=== SOURCE TEXT ===
-.-.-

SUMMARY OF THE INVENTION
[0008] Broadly defined, the present invention provides a system, an
apparatus and a method for writing WORM data to a data storage
device. A WORM pointer is used to maintain an inventory of logical
block addresses (LBAs) where WORM data may be written on the data
storage media of the data storage device. The WORM pointer is
stored in a tamper proof memory device to maintain data integrity
with respect to WORM data.
[0009] In method form, exemplary embodiments include a method for
writing data on a data storage device, comprising: receiving a
write command; obtaining a starting LBA and a LBA transfer length
from the write command; obtaining a first WORM pointer from a WORM
pointer memory; and in response to the starting LBA being greater
than or equal to the WORM pointer, executing the write command to
write WORM data to the data storage media of the data storage
device.
[0010] Another exemplary embodiment includes a method for a host
computer to write data to a data storage device, comprising: the
host computer sending a first inquiry command to the data storage
device; receiving a response from the data storage device to the
first inquiry command; determining a device type of the data
storage device from the response to the first inquiry command;
sending a reserve command to the data storage device to reserve the
data storage device; sending a second inquiry command to the data
storage device; receiving a response from the data storage device
to the second inquiry command; obtaining a starting LBA from the
response to the second inquiry command; embedding the starting LBA
in a write command; and writing the data to the data storage device
using the write command.

-.-.-

=== SUPPLIED ENTRIES ===
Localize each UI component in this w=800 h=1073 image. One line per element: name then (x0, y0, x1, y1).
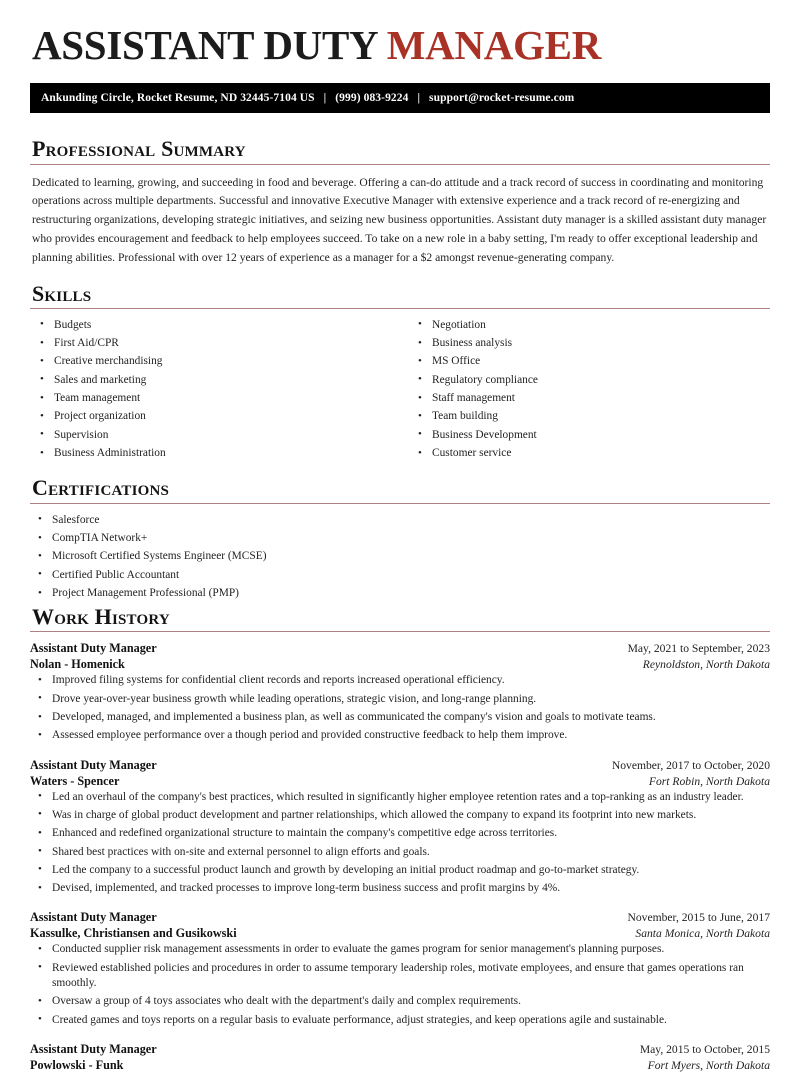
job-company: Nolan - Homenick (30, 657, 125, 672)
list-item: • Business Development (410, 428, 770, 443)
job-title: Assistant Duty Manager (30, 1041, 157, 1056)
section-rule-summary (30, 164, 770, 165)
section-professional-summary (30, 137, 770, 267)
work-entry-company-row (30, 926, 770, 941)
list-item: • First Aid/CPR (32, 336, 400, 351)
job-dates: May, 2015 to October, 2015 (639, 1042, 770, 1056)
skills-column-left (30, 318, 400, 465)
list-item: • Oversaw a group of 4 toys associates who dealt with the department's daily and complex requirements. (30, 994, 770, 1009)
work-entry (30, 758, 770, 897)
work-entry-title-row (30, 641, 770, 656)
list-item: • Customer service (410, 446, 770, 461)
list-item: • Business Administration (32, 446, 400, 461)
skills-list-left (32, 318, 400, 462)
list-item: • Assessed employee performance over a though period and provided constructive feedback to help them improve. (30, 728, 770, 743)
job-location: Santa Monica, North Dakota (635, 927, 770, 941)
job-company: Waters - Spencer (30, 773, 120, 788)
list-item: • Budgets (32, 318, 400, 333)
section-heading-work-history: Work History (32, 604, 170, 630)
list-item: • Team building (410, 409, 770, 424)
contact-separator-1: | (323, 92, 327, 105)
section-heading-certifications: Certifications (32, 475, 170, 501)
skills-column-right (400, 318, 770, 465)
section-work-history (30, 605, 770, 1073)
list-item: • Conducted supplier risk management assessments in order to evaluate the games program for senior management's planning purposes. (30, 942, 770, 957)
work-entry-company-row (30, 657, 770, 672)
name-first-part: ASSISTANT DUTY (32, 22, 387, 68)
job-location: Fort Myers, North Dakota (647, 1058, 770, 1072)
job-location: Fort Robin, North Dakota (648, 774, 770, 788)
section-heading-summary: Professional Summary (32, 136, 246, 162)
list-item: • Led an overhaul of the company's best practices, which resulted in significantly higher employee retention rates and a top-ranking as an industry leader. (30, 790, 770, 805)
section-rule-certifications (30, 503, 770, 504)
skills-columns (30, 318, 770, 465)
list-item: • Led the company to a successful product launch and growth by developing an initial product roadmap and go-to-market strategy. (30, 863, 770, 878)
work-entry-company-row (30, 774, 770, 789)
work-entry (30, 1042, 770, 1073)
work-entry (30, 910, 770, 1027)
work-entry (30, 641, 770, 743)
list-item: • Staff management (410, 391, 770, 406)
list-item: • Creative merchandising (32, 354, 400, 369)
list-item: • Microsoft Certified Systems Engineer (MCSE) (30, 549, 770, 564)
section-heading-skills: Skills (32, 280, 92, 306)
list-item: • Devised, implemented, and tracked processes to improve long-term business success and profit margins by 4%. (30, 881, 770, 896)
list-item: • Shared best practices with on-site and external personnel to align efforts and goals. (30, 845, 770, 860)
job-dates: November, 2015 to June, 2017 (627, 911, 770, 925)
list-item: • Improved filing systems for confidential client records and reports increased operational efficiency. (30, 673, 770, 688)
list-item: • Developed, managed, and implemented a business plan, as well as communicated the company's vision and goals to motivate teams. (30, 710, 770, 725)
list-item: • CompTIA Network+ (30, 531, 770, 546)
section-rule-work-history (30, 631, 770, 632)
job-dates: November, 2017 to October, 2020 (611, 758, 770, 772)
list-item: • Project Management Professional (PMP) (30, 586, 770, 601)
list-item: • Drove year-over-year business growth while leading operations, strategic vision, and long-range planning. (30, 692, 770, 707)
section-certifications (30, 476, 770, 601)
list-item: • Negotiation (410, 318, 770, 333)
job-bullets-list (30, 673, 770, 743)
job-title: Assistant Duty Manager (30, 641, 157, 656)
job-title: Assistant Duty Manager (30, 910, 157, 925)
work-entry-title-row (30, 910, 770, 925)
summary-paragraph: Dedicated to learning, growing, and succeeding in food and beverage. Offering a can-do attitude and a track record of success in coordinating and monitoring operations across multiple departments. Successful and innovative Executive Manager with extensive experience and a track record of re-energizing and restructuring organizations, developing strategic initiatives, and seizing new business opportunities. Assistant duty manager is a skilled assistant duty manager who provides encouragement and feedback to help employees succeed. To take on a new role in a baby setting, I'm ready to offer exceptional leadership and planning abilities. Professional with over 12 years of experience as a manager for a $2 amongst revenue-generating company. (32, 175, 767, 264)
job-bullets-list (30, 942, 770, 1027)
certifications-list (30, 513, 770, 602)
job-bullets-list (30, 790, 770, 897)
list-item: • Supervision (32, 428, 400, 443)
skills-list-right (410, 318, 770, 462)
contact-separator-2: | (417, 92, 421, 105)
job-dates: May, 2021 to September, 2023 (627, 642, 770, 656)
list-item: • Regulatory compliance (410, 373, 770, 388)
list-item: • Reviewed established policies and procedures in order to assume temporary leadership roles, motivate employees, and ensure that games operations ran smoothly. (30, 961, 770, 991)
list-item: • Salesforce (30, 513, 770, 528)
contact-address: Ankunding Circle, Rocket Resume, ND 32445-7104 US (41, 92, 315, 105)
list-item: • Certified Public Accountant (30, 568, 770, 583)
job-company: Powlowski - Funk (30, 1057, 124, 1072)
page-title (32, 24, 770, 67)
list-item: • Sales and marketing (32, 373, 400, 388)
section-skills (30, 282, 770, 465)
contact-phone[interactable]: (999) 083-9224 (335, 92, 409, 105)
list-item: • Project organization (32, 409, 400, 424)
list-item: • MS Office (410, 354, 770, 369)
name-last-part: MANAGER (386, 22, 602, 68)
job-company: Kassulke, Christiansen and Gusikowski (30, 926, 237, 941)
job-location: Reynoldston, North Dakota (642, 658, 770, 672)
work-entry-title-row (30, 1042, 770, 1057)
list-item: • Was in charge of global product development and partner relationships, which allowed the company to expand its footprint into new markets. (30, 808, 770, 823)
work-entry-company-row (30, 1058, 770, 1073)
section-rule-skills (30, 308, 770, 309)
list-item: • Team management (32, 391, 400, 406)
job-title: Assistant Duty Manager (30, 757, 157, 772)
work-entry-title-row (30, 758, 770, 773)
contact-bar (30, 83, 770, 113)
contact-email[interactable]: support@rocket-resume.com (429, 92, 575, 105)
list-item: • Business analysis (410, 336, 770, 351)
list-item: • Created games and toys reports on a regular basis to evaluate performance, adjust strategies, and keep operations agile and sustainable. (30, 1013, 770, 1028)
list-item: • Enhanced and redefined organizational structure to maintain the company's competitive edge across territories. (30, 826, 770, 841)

-.-.-

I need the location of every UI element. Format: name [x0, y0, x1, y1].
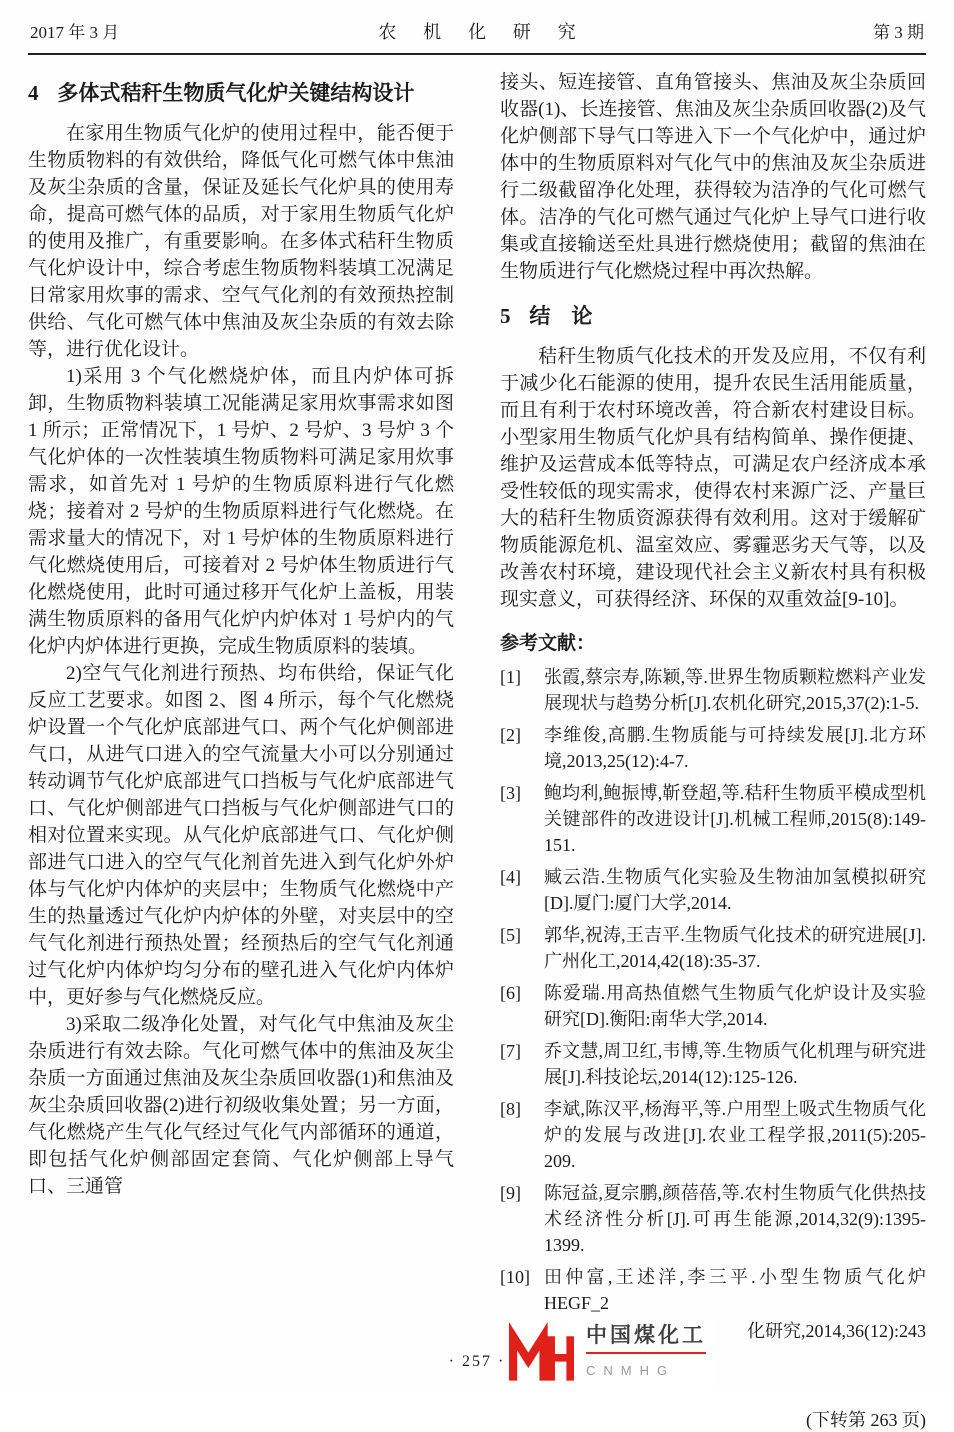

-.-.-

=== WHAT IS ASKED ===
#1 In the summary of the invention about writing WORM data, where is the WORM pointer stored?
#2 According to the summary of the invention about writing WORM data, why is the WORM pointer kept in a tamper proof memory device? Answer in one to three sentences.
#3 Please continue the summary of the invention about writing WORM data, starting after its last sentence.
Nothing in the records is needed here.

=== EXERCISE RESULTS ===
#1 In a tamper proof memory device.

#2 The WORM pointer is kept in a tamper proof memory device to maintain data integrity with respect to WORM data.

#3
[0011] In system embodiments the present invention provides a data
storage system, comprising: a host computer comprising a data
storage device interface; a data storage device comprising: a data
storage media for storage of data; a processor for controlling said
data storage device; a WORM pointer memory coupled to said
processor for storage of a WORM pointer; a host device interface
coupled to said processor for sending and receiving commands with
respect to said host computer, wherein said data is stored as WORM
data on said data storage media.
[0012] For a fuller understanding of the nature and advantages of
the present invention, reference should be made to the following
detailed description taken together with the accompanying
drawings.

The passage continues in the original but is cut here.